### Material
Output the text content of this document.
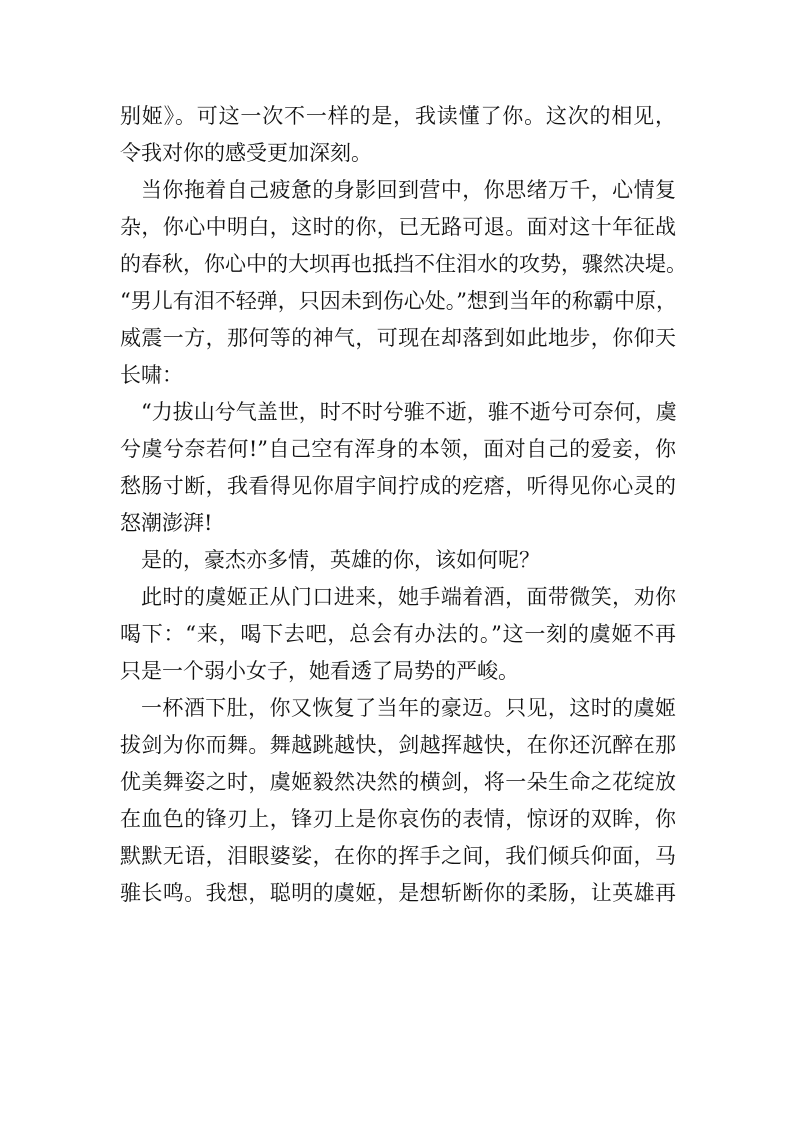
别姬》。可这一次不一样的是，我读懂了你。这次的相见，
令我对你的感受更加深刻。
当你拖着自己疲惫的身影回到营中，你思绪万千，心情复
杂，你心中明白，这时的你，已无路可退。面对这十年征战
的春秋，你心中的大坝再也抵挡不住泪水的攻势，骤然决堤。
“男儿有泪不轻弹，只因未到伤心处。”想到当年的称霸中原，
威震一方，那何等的神气，可现在却落到如此地步，你仰天
长啸：
“力拔山兮气盖世，时不时兮骓不逝，骓不逝兮可奈何，虞
兮虞兮奈若何!”自己空有浑身的本领，面对自己的爱妾，你
愁肠寸断，我看得见你眉宇间拧成的疙瘩，听得见你心灵的
怒潮澎湃!
是的，豪杰亦多情，英雄的你，该如何呢？
此时的虞姬正从门口进来，她手端着酒，面带微笑，劝你
喝下：“来，喝下去吧，总会有办法的。”这一刻的虞姬不再
只是一个弱小女子，她看透了局势的严峻。
一杯酒下肚，你又恢复了当年的豪迈。只见，这时的虞姬
拔剑为你而舞。舞越跳越快，剑越挥越快，在你还沉醉在那
优美舞姿之时，虞姬毅然决然的横剑，将一朵生命之花绽放
在血色的锋刃上，锋刃上是你哀伤的表情，惊讶的双眸，你
默默无语，泪眼婆娑，在你的挥手之间，我们倾兵仰面，马
骓长鸣。我想，聪明的虞姬，是想斩断你的柔肠，让英雄再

### Exercise requirements
Write out each entry exactly as given, but skip the pictures.

### The reply
Output the text content of this document.
别姬》。可这一次不一样的是，我读懂了你。这次的相见，
令我对你的感受更加深刻。
当你拖着自己疲惫的身影回到营中，你思绪万千，心情复
杂，你心中明白，这时的你，已无路可退。面对这十年征战
的春秋，你心中的大坝再也抵挡不住泪水的攻势，骤然决堤。
“男儿有泪不轻弹，只因未到伤心处。”想到当年的称霸中原，
威震一方，那何等的神气，可现在却落到如此地步，你仰天
长啸：
“力拔山兮气盖世，时不时兮骓不逝，骓不逝兮可奈何，虞
兮虞兮奈若何!”自己空有浑身的本领，面对自己的爱妾，你
愁肠寸断，我看得见你眉宇间拧成的疙瘩，听得见你心灵的
怒潮澎湃!
是的，豪杰亦多情，英雄的你，该如何呢？
此时的虞姬正从门口进来，她手端着酒，面带微笑，劝你
喝下：“来，喝下去吧，总会有办法的。”这一刻的虞姬不再
只是一个弱小女子，她看透了局势的严峻。
一杯酒下肚，你又恢复了当年的豪迈。只见，这时的虞姬
拔剑为你而舞。舞越跳越快，剑越挥越快，在你还沉醉在那
优美舞姿之时，虞姬毅然决然的横剑，将一朵生命之花绽放
在血色的锋刃上，锋刃上是你哀伤的表情，惊讶的双眸，你
默默无语，泪眼婆娑，在你的挥手之间，我们倾兵仰面，马
骓长鸣。我想，聪明的虞姬，是想斩断你的柔肠，让英雄再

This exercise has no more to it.